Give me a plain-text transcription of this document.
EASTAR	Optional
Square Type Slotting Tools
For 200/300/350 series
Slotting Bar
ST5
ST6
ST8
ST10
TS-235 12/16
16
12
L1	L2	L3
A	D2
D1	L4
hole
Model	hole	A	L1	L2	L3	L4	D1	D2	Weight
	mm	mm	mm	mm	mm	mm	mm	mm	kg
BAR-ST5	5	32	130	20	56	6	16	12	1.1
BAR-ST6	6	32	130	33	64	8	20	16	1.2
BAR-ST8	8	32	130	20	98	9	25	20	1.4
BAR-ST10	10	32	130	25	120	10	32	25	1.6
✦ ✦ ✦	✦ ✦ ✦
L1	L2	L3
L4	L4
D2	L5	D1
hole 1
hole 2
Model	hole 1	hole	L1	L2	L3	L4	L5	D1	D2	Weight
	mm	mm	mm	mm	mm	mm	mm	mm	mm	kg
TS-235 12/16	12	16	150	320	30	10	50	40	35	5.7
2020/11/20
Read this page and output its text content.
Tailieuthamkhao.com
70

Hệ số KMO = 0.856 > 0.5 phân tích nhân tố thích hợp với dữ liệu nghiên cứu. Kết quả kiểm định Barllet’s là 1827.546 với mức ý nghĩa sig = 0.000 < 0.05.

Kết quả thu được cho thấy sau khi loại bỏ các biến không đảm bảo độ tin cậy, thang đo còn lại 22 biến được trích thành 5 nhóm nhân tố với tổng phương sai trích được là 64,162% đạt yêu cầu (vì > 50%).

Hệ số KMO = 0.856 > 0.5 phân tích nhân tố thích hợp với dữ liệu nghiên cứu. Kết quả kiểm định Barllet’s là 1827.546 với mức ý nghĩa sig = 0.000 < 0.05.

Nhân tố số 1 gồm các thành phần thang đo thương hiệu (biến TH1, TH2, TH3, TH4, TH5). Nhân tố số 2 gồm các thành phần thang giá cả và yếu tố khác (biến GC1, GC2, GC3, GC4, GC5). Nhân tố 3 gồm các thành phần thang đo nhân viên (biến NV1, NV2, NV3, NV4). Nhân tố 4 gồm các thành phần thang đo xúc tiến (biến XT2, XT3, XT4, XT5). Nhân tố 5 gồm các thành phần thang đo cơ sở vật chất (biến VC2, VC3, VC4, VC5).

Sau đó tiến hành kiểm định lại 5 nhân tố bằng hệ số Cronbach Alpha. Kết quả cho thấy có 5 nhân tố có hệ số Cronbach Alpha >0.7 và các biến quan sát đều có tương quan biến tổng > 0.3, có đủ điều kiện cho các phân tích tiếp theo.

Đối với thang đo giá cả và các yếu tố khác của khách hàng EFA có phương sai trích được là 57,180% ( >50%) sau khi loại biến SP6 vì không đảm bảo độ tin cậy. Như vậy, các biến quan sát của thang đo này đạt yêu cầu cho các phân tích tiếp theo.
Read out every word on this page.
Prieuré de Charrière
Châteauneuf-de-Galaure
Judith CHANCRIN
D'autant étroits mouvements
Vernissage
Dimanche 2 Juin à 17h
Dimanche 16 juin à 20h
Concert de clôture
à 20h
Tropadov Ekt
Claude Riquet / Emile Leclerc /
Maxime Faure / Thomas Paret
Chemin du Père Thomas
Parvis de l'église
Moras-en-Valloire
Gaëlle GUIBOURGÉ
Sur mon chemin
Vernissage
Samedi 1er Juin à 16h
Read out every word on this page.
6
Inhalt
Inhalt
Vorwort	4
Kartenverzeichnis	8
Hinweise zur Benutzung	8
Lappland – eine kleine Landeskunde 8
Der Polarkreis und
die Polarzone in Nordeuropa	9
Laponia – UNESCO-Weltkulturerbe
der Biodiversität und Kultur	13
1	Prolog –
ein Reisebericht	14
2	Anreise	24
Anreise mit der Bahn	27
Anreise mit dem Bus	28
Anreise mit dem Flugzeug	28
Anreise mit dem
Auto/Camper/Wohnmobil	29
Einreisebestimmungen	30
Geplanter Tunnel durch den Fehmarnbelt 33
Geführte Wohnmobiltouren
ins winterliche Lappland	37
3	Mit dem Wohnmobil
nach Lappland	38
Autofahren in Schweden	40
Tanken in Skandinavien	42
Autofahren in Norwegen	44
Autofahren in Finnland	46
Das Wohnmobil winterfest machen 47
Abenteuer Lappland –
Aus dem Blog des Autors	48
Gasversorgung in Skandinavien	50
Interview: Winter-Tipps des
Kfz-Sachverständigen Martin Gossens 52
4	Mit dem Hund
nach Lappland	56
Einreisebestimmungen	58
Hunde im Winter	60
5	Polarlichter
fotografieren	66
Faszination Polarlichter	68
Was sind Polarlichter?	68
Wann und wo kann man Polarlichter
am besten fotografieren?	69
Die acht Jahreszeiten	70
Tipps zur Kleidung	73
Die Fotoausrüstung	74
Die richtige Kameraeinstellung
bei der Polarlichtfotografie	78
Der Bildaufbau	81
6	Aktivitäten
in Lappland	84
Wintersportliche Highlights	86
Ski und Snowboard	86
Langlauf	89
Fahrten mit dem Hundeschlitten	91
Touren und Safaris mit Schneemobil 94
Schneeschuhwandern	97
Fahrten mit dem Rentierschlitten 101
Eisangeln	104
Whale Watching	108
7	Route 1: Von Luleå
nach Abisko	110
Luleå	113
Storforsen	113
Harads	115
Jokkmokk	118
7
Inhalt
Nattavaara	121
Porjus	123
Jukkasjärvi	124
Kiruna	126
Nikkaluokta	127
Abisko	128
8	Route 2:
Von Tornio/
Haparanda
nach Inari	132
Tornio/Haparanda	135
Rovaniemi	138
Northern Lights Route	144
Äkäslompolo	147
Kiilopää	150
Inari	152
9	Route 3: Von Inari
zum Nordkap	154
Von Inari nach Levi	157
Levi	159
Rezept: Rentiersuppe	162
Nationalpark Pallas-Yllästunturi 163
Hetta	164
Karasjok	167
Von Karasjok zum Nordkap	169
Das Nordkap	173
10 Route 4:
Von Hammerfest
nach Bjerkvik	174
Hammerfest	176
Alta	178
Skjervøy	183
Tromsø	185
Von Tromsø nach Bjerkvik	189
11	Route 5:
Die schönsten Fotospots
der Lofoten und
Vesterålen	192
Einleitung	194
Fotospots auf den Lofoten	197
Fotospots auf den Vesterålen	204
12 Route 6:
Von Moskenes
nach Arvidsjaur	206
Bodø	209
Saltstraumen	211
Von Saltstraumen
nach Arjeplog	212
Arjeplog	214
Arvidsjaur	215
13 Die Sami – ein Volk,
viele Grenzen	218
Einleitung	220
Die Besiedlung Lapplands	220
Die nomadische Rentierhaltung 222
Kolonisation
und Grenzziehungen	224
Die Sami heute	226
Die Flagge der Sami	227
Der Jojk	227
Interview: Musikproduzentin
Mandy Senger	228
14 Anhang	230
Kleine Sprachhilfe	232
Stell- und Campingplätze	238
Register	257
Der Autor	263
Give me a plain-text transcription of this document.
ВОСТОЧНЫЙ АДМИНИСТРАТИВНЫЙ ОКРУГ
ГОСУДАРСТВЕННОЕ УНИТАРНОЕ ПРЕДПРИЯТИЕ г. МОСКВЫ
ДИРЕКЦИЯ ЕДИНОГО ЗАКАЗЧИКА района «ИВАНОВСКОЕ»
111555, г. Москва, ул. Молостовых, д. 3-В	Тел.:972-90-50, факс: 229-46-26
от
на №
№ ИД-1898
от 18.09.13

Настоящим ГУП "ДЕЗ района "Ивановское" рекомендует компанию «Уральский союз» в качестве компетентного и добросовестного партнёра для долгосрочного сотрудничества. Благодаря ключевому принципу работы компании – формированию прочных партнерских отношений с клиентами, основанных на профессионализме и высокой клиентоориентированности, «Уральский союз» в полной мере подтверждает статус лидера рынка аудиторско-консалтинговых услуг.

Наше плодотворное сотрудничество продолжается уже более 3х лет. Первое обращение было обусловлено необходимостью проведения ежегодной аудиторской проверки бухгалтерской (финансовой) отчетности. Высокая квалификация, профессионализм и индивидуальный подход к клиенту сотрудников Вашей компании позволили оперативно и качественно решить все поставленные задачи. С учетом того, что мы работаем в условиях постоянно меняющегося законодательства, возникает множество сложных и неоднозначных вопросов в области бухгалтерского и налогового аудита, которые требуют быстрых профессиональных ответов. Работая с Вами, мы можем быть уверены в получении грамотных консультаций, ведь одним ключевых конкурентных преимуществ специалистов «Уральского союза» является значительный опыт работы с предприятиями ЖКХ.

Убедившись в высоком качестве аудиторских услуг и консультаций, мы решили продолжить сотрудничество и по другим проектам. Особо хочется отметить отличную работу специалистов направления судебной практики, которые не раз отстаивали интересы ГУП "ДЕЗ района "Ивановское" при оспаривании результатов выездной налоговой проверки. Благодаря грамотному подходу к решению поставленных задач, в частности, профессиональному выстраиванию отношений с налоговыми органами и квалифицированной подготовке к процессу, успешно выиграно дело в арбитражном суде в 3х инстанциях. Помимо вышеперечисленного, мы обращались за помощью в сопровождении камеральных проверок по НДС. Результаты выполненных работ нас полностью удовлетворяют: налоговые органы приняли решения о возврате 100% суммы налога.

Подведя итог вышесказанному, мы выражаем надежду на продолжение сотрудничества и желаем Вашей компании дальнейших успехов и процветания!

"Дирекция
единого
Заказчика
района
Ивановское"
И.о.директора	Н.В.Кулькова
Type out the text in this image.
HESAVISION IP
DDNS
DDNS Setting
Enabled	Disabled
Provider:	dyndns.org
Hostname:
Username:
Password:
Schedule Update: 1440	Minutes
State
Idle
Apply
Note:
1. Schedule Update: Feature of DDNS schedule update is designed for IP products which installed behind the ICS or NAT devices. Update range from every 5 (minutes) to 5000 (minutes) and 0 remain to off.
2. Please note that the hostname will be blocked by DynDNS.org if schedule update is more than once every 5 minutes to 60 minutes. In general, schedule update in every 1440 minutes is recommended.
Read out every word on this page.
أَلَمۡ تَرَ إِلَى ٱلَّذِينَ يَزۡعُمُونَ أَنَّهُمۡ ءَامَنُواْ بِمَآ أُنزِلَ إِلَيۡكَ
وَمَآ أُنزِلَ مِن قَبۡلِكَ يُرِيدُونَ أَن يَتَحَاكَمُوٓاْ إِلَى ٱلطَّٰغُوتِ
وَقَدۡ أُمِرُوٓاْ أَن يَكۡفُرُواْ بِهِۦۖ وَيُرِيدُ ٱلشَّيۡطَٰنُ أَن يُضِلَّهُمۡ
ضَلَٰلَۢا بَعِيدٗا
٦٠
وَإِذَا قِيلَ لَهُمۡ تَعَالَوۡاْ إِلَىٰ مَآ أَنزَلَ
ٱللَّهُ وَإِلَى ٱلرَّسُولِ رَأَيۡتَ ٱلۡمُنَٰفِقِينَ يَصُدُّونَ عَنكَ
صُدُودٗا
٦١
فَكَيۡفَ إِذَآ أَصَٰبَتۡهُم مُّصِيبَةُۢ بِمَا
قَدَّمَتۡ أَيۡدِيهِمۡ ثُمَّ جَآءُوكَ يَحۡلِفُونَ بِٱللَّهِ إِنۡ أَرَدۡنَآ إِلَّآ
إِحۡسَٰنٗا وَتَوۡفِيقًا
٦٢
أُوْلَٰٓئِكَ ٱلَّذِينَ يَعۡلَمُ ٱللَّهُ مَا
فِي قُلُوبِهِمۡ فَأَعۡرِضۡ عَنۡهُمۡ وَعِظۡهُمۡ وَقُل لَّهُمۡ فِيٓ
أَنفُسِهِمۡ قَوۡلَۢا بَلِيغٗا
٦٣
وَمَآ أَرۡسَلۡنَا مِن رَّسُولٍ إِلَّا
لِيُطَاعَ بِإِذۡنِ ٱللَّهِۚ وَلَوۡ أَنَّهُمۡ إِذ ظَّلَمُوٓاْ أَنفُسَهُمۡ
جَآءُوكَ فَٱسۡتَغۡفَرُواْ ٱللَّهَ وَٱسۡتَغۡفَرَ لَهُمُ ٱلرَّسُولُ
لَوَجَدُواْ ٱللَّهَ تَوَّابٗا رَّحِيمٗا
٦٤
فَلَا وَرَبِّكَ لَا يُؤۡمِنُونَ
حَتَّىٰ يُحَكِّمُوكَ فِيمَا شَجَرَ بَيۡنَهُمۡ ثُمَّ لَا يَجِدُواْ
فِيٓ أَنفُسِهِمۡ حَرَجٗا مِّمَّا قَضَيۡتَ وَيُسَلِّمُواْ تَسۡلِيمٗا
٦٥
__________________________________________________
Work to complete:
Copy every line above in which the string "Arvidsjaur" shows up.

Written response:
nach Arvidsjaur	206
Arvidsjaur	215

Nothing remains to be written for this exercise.